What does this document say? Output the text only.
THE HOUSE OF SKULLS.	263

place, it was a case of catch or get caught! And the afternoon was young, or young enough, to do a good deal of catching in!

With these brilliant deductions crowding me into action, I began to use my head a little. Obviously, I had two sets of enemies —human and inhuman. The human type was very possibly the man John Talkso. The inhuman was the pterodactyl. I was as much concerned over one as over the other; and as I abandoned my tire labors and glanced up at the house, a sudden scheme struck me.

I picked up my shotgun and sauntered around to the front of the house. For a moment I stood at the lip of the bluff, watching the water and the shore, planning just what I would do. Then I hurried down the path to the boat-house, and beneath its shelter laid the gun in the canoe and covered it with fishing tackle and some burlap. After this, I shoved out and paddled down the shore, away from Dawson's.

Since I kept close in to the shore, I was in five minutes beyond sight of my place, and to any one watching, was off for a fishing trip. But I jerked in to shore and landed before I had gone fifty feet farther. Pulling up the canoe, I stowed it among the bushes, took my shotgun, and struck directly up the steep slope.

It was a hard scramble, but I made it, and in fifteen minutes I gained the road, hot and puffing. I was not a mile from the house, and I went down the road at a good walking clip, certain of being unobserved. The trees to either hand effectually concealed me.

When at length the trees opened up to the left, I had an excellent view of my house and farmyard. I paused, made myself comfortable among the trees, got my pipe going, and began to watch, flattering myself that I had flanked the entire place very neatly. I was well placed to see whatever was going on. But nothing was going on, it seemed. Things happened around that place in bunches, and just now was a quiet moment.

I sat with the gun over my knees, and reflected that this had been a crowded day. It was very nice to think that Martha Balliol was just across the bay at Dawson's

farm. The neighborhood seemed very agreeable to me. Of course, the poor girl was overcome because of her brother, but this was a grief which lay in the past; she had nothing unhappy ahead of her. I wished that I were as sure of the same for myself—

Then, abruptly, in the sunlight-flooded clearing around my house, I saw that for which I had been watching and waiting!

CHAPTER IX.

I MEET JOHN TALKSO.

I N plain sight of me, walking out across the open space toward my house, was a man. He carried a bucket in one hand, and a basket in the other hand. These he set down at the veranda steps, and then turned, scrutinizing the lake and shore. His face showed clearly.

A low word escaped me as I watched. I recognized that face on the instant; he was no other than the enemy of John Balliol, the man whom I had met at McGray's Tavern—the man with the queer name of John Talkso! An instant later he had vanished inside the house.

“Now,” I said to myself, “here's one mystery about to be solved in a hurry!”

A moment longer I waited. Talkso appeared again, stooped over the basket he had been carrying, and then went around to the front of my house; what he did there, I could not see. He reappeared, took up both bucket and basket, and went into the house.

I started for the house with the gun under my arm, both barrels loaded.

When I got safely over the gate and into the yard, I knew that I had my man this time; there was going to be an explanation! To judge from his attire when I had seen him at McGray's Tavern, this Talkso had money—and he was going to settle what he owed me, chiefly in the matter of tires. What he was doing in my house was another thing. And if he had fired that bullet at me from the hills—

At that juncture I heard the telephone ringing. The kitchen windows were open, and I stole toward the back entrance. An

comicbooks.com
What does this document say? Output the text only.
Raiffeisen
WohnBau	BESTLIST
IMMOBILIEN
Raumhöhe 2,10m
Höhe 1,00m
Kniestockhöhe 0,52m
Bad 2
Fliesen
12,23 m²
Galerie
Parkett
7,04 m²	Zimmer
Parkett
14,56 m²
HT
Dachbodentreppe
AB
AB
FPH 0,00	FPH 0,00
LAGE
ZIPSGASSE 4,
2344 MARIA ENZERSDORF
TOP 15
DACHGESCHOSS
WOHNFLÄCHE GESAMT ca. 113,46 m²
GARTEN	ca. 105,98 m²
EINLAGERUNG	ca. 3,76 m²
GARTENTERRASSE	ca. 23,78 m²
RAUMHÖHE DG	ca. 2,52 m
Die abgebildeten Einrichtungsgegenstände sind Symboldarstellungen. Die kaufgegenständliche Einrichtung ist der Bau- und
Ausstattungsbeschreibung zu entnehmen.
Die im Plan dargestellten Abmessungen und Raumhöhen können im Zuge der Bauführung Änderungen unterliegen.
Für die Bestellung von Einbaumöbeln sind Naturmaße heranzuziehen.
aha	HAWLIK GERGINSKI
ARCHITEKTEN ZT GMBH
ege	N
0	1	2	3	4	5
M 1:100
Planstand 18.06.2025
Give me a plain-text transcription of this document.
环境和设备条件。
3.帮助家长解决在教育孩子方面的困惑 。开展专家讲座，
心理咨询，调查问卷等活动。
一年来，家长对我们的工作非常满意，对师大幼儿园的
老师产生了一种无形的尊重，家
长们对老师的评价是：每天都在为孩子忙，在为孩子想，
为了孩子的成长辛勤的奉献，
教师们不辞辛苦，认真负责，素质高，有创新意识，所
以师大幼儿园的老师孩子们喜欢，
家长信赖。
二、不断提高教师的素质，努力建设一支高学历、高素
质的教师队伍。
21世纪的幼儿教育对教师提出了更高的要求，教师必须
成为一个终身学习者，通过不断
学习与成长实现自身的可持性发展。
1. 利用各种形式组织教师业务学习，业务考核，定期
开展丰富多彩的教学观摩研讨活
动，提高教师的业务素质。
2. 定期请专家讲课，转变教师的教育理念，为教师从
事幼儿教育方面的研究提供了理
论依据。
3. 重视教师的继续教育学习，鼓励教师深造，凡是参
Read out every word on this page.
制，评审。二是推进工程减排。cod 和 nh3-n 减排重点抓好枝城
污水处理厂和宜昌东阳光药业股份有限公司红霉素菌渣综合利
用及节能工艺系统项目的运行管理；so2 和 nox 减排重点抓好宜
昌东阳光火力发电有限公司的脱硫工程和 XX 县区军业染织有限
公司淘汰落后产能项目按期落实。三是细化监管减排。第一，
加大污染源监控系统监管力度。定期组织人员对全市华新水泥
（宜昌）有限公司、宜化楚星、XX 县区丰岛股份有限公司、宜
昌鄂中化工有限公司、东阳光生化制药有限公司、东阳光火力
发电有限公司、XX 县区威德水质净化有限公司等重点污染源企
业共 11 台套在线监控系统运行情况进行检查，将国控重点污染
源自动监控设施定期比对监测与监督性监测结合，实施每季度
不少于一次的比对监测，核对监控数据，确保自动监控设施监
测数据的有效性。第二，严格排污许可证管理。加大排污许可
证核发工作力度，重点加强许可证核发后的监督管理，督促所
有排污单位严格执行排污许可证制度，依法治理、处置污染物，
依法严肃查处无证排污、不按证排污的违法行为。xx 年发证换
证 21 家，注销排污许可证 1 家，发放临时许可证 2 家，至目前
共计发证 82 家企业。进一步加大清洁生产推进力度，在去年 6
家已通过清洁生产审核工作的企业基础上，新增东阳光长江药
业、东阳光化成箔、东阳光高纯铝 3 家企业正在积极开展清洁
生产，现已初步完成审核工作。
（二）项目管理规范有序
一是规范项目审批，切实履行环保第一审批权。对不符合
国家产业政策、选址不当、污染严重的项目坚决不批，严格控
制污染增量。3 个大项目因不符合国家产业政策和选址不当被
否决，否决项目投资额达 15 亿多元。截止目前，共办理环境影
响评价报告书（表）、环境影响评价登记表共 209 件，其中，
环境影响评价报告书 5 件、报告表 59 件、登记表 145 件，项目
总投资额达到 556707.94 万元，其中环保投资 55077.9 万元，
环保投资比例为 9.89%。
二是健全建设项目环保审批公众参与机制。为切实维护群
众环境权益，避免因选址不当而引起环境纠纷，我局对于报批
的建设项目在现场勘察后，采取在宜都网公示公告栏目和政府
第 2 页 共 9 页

═══

_AIM:_ Read the lines above. Gather those in which the string "front" is found.

_RESULT FOR THIS TASK:_
I picked up my shotgun and sauntered around to the front of the house. For a moment I stood at the lip of the bluff, watching the water and the shore, planning just what I would do. Then I hurried down the path to the boat-house, and beneath its shelter laid the gun in the canoe and covered it with fishing tackle and some burlap. After this, I shoved out and paddled down the shore, away from Dawson's.
A moment longer I waited. Talkso appeared again, stooped over the basket he had been carrying, and then went around to the front of my house; what he did there, I could not see. He reappeared, took up both bucket and basket, and went into the house.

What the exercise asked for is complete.